● Instructions for the task
Each entry below is to be written out exactly, and the pictures are to be left out.

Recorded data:
·····
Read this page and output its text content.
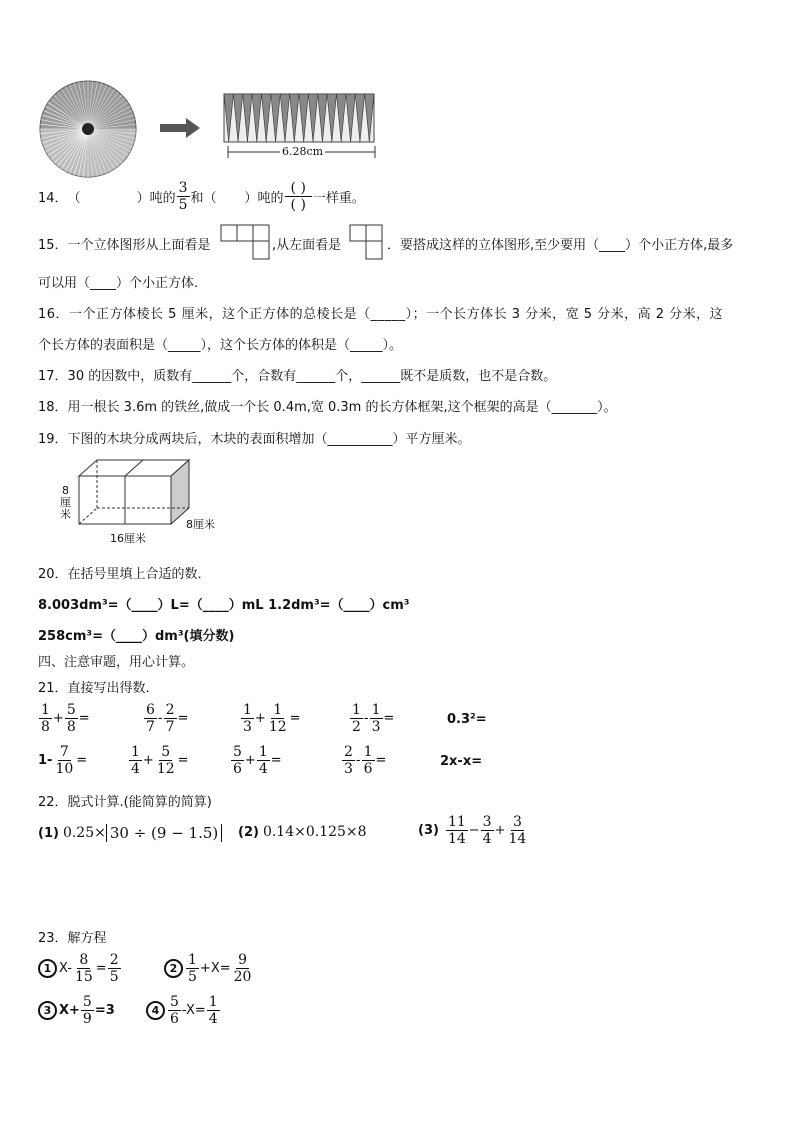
6.28cm
14． （	）吨的 $\frac{3}{5}$ 和（ ）吨的 $\frac{( )}{( )}$ 一样重。
15．一个立体图形从上面看是	,从左面看是	．要搭成这样的立体图形,至少要用（____）个小正方体,最多
可以用（____）个小正方体.
16．一个正方体棱长 5 厘米，这个正方体的总棱长是（_____）；一个长方体长 3 分米，宽 5 分米，高 2 分米，这
个长方体的表面积是（_____），这个长方体的体积是（_____）。
17．30 的因数中，质数有______个，合数有______个，______既不是质数，也不是合数。
18．用一根长 3.6m 的铁丝,做成一个长 0.4m,宽 0.3m 的长方体框架,这个框架的高是（_______）。
19．下图的木块分成两块后，木块的表面积增加（__________）平方厘米。
8
厘
米
16厘米
8厘米
20．在括号里填上合适的数．
8.003dm³=（____）L=（____）mL 1.2dm³=（____）cm³
258cm³=（____）dm³(填分数)
四、注意审题，用心计算。
21．直接写出得数.
$\frac{1}{8} + \frac{5}{8}$ =	$\frac{6}{7} - \frac{2}{7}$ =	$\frac{1}{3} + \frac{1}{12}$ =	$\frac{1}{2} - \frac{1}{3}$ =	0.3²=
$1- \frac{7}{10}$ =	$\frac{1}{4} + \frac{5}{12}$ =	$\frac{5}{6} + \frac{1}{4}$ =	$\frac{2}{3} - \frac{1}{6}$ =	2x-x=
22．脱式计算.(能简算的简算)
(1) 0.25× 30 ÷ (9 − 1.5)	(2) 0.14×0.125×8	$(3) \frac{11}{14} - \frac{3}{4} + \frac{3}{14}$
23．解方程
1 $X- \frac{8}{15} = \frac{2}{5}$	$2 \frac{1}{5} +X= \frac{9}{20}$
3 $X+ \frac{5}{9} =3$	$4 \frac{5}{6} -X= \frac{1}{4}$
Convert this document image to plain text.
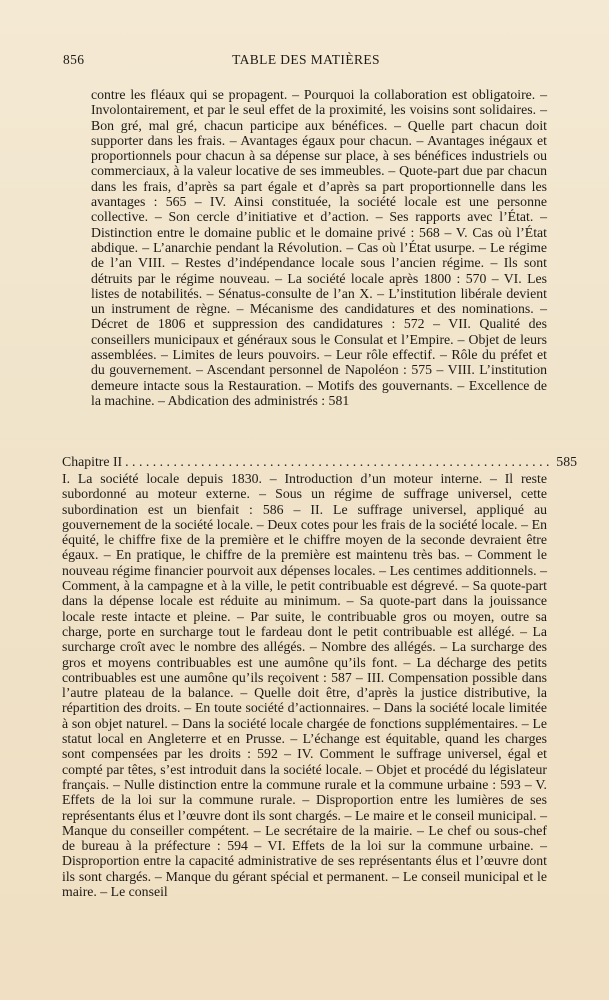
856	TABLE DES MATIÈRES
contre les fléaux qui se propagent. – Pourquoi la collaboration est obligatoire. – Involontairement, et par le seul effet de la proximité, les voisins sont solidaires. – Bon gré, mal gré, chacun participe aux bénéfices. – Quelle part chacun doit supporter dans les frais. – Avantages égaux pour chacun. – Avantages inégaux et proportionnels pour chacun à sa dépense sur place, à ses bénéfices industriels ou commerciaux, à la valeur locative de ses immeubles. – Quote-part due par chacun dans les frais, d’après sa part égale et d’après sa part proportionnelle dans les avantages : 565 – IV. Ainsi constituée, la société locale est une personne collective. – Son cercle d’initiative et d’action. – Ses rapports avec l’État. – Distinction entre le domaine public et le domaine privé : 568 – V. Cas où l’État abdique. – L’anarchie pendant la Révolution. – Cas où l’État usurpe. – Le régime de l’an VIII. – Restes d’indépendance locale sous l’ancien régime. – Ils sont détruits par le régime nouveau. – La société locale après 1800 : 570 – VI. Les listes de notabilités. – Sénatus-consulte de l’an X. – L’institution libérale devient un instrument de règne. – Mécanisme des candidatures et des nominations. – Décret de 1806 et suppression des candidatures : 572 – VII. Qualité des conseillers municipaux et généraux sous le Consulat et l’Empire. – Objet de leurs assemblées. – Limites de leurs pouvoirs. – Leur rôle effectif. – Rôle du préfet et du gouvernement. – Ascendant personnel de Napoléon : 575 – VIII. L’institution demeure intacte sous la Restauration. – Motifs des gouvernants. – Excellence de la machine. – Abdication des administrés : 581
Chapitre II
. . .	585
I. La société locale depuis 1830. – Introduction d’un moteur interne. – Il reste subordonné au moteur externe. – Sous un régime de suffrage universel, cette subordination est un bienfait : 586 – II. Le suffrage universel, appliqué au gouvernement de la société locale. – Deux cotes pour les frais de la société locale. – En équité, le chiffre fixe de la première et le chiffre moyen de la seconde devraient être égaux. – En pratique, le chiffre de la première est maintenu très bas. – Comment le nouveau régime financier pourvoit aux dépenses locales. – Les centimes additionnels. – Comment, à la campagne et à la ville, le petit contribuable est dégrevé. – Sa quote-part dans la dépense locale est réduite au minimum. – Sa quote-part dans la jouissance locale reste intacte et pleine. – Par suite, le contribuable gros ou moyen, outre sa charge, porte en surcharge tout le fardeau dont le petit contribuable est allégé. – La surcharge croît avec le nombre des allégés. – Nombre des allégés. – La surcharge des gros et moyens contribuables est une aumône qu’ils font. – La décharge des petits contribuables est une aumône qu’ils reçoivent : 587 – III. Compensation possible dans l’autre plateau de la balance. – Quelle doit être, d’après la justice distributive, la répartition des droits. – En toute société d’actionnaires. – Dans la société locale limitée à son objet naturel. – Dans la société locale chargée de fonctions supplémentaires. – Le statut local en Angleterre et en Prusse. – L’échange est équitable, quand les charges sont compensées par les droits : 592 – IV. Comment le suffrage universel, égal et compté par têtes, s’est introduit dans la société locale. – Objet et procédé du législateur français. – Nulle distinction entre la commune rurale et la commune urbaine : 593 – V. Effets de la loi sur la commune rurale. – Disproportion entre les lumières de ses représentants élus et l’œuvre dont ils sont chargés. – Le maire et le conseil municipal. – Manque du conseiller compétent. – Le secrétaire de la mairie. – Le chef ou sous-chef de bureau à la préfecture : 594 – VI. Effets de la loi sur la commune urbaine. – Disproportion entre la capacité administrative de ses représentants élus et l’œuvre dont ils sont chargés. – Manque du gérant spécial et permanent. – Le conseil municipal et le maire. – Le conseil
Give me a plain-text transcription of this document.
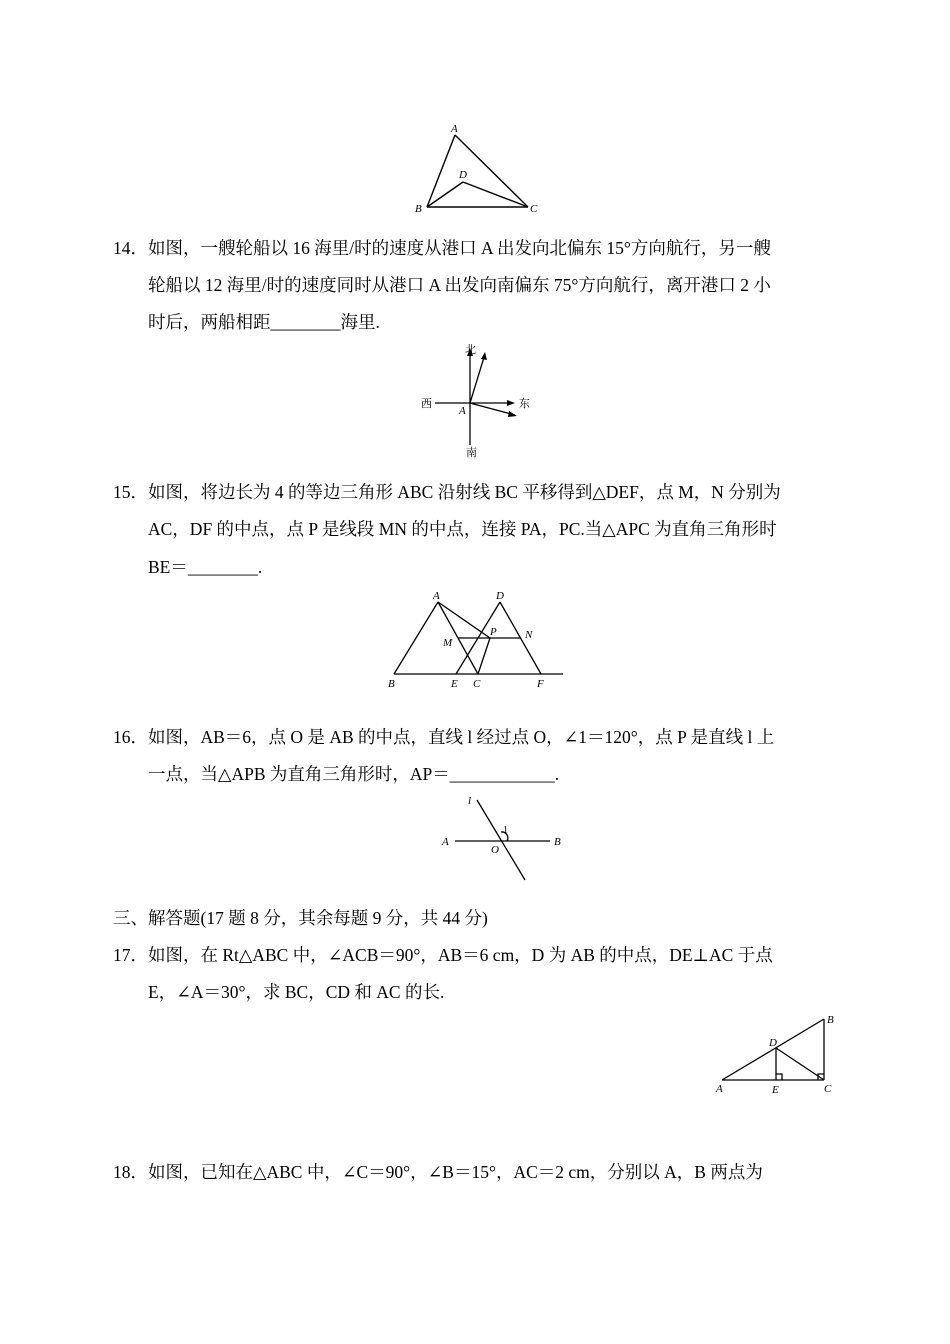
A
D
B	C
14．如图，一艘轮船以 16 海里/时的速度从港口 A 出发向北偏东 15°方向航行，另一艘
轮船以 12 海里/时的速度同时从港口 A 出发向南偏东 75°方向航行，离开港口 2 小
时后，两船相距________海里.
北
西	东
南
A
15．如图，将边长为 4 的等边三角形 ABC 沿射线 BC 平移得到△DEF，点 M，N 分别为
AC，DF 的中点，点 P 是线段 MN 的中点，连接 PA，PC.当△APC 为直角三角形时
BE＝________.
A	D
P
M
N
B	E C	F
16．如图，AB＝6，点 O 是 AB 的中点，直线 l 经过点 O，∠1＝120°，点 P 是直线 l 上
一点，当△APB 为直角三角形时，AP＝____________.
l
1
A	B
O
三、解答题(17 题 8 分，其余每题 9 分，共 44 分)
17．如图，在 Rt△ABC 中，∠ACB＝90°，AB＝6 cm，D 为 AB 的中点，DE⊥AC 于点
E，∠A＝30°，求 BC，CD 和 AC 的长.
B
D
A	E	C
18．如图，已知在△ABC 中，∠C＝90°，∠B＝15°，AC＝2 cm，分别以 A，B 两点为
·····
● Complete output
Read this page and output its text content.
6.28cm
14． （	）吨的 $\frac{3}{5}$ 和（ ）吨的 $\frac{( )}{( )}$ 一样重。
15．一个立体图形从上面看是	,从左面看是	．要搭成这样的立体图形,至少要用（____）个小正方体,最多
可以用（____）个小正方体.
16．一个正方体棱长 5 厘米，这个正方体的总棱长是（_____）；一个长方体长 3 分米，宽 5 分米，高 2 分米，这
个长方体的表面积是（_____），这个长方体的体积是（_____）。
17．30 的因数中，质数有______个，合数有______个，______既不是质数，也不是合数。
18．用一根长 3.6m 的铁丝,做成一个长 0.4m,宽 0.3m 的长方体框架,这个框架的高是（_______）。
19．下图的木块分成两块后，木块的表面积增加（__________）平方厘米。
8
厘
米
16厘米
8厘米
20．在括号里填上合适的数．
8.003dm³=（____）L=（____）mL 1.2dm³=（____）cm³
258cm³=（____）dm³(填分数)
四、注意审题，用心计算。
21．直接写出得数.
$\frac{1}{8} + \frac{5}{8}$ =	$\frac{6}{7} - \frac{2}{7}$ =	$\frac{1}{3} + \frac{1}{12}$ =	$\frac{1}{2} - \frac{1}{3}$ =	0.3²=
$1- \frac{7}{10}$ =	$\frac{1}{4} + \frac{5}{12}$ =	$\frac{5}{6} + \frac{1}{4}$ =	$\frac{2}{3} - \frac{1}{6}$ =	2x-x=
22．脱式计算.(能简算的简算)
(1) 0.25× 30 ÷ (9 − 1.5)	(2) 0.14×0.125×8	$(3) \frac{11}{14} - \frac{3}{4} + \frac{3}{14}$
23．解方程
1 $X- \frac{8}{15} = \frac{2}{5}$	$2 \frac{1}{5} +X= \frac{9}{20}$
3 $X+ \frac{5}{9} =3$	$4 \frac{5}{6} -X= \frac{1}{4}$
Convert this document image to plain text.
856	TABLE DES MATIÈRES
contre les fléaux qui se propagent. – Pourquoi la collaboration est obligatoire. – Involontairement, et par le seul effet de la proximité, les voisins sont solidaires. – Bon gré, mal gré, chacun participe aux bénéfices. – Quelle part chacun doit supporter dans les frais. – Avantages égaux pour chacun. – Avantages inégaux et proportionnels pour chacun à sa dépense sur place, à ses bénéfices industriels ou commerciaux, à la valeur locative de ses immeubles. – Quote-part due par chacun dans les frais, d’après sa part égale et d’après sa part proportionnelle dans les avantages : 565 – IV. Ainsi constituée, la société locale est une personne collective. – Son cercle d’initiative et d’action. – Ses rapports avec l’État. – Distinction entre le domaine public et le domaine privé : 568 – V. Cas où l’État abdique. – L’anarchie pendant la Révolution. – Cas où l’État usurpe. – Le régime de l’an VIII. – Restes d’indépendance locale sous l’ancien régime. – Ils sont détruits par le régime nouveau. – La société locale après 1800 : 570 – VI. Les listes de notabilités. – Sénatus-consulte de l’an X. – L’institution libérale devient un instrument de règne. – Mécanisme des candidatures et des nominations. – Décret de 1806 et suppression des candidatures : 572 – VII. Qualité des conseillers municipaux et généraux sous le Consulat et l’Empire. – Objet de leurs assemblées. – Limites de leurs pouvoirs. – Leur rôle effectif. – Rôle du préfet et du gouvernement. – Ascendant personnel de Napoléon : 575 – VIII. L’institution demeure intacte sous la Restauration. – Motifs des gouvernants. – Excellence de la machine. – Abdication des administrés : 581
Chapitre II
. . .	585
I. La société locale depuis 1830. – Introduction d’un moteur interne. – Il reste subordonné au moteur externe. – Sous un régime de suffrage universel, cette subordination est un bienfait : 586 – II. Le suffrage universel, appliqué au gouvernement de la société locale. – Deux cotes pour les frais de la société locale. – En équité, le chiffre fixe de la première et le chiffre moyen de la seconde devraient être égaux. – En pratique, le chiffre de la première est maintenu très bas. – Comment le nouveau régime financier pourvoit aux dépenses locales. – Les centimes additionnels. – Comment, à la campagne et à la ville, le petit contribuable est dégrevé. – Sa quote-part dans la dépense locale est réduite au minimum. – Sa quote-part dans la jouissance locale reste intacte et pleine. – Par suite, le contribuable gros ou moyen, outre sa charge, porte en surcharge tout le fardeau dont le petit contribuable est allégé. – La surcharge croît avec le nombre des allégés. – Nombre des allégés. – La surcharge des gros et moyens contribuables est une aumône qu’ils font. – La décharge des petits contribuables est une aumône qu’ils reçoivent : 587 – III. Compensation possible dans l’autre plateau de la balance. – Quelle doit être, d’après la justice distributive, la répartition des droits. – En toute société d’actionnaires. – Dans la société locale limitée à son objet naturel. – Dans la société locale chargée de fonctions supplémentaires. – Le statut local en Angleterre et en Prusse. – L’échange est équitable, quand les charges sont compensées par les droits : 592 – IV. Comment le suffrage universel, égal et compté par têtes, s’est introduit dans la société locale. – Objet et procédé du législateur français. – Nulle distinction entre la commune rurale et la commune urbaine : 593 – V. Effets de la loi sur la commune rurale. – Disproportion entre les lumières de ses représentants élus et l’œuvre dont ils sont chargés. – Le maire et le conseil municipal. – Manque du conseiller compétent. – Le secrétaire de la mairie. – Le chef ou sous-chef de bureau à la préfecture : 594 – VI. Effets de la loi sur la commune urbaine. – Disproportion entre la capacité administrative de ses représentants élus et l’œuvre dont ils sont chargés. – Manque du gérant spécial et permanent. – Le conseil municipal et le maire. – Le conseil
Give me a plain-text transcription of this document.
A
D
B	C
14．如图，一艘轮船以 16 海里/时的速度从港口 A 出发向北偏东 15°方向航行，另一艘
轮船以 12 海里/时的速度同时从港口 A 出发向南偏东 75°方向航行，离开港口 2 小
时后，两船相距________海里.
北
西	东
南
A
15．如图，将边长为 4 的等边三角形 ABC 沿射线 BC 平移得到△DEF，点 M，N 分别为
AC，DF 的中点，点 P 是线段 MN 的中点，连接 PA，PC.当△APC 为直角三角形时
BE＝________.
A	D
P
M
N
B	E C	F
16．如图，AB＝6，点 O 是 AB 的中点，直线 l 经过点 O，∠1＝120°，点 P 是直线 l 上
一点，当△APB 为直角三角形时，AP＝____________.
l
1
A	B
O
三、解答题(17 题 8 分，其余每题 9 分，共 44 分)
17．如图，在 Rt△ABC 中，∠ACB＝90°，AB＝6 cm，D 为 AB 的中点，DE⊥AC 于点
E，∠A＝30°，求 BC，CD 和 AC 的长.
B
D
A	E	C
18．如图，已知在△ABC 中，∠C＝90°，∠B＝15°，AC＝2 cm，分别以 A，B 两点为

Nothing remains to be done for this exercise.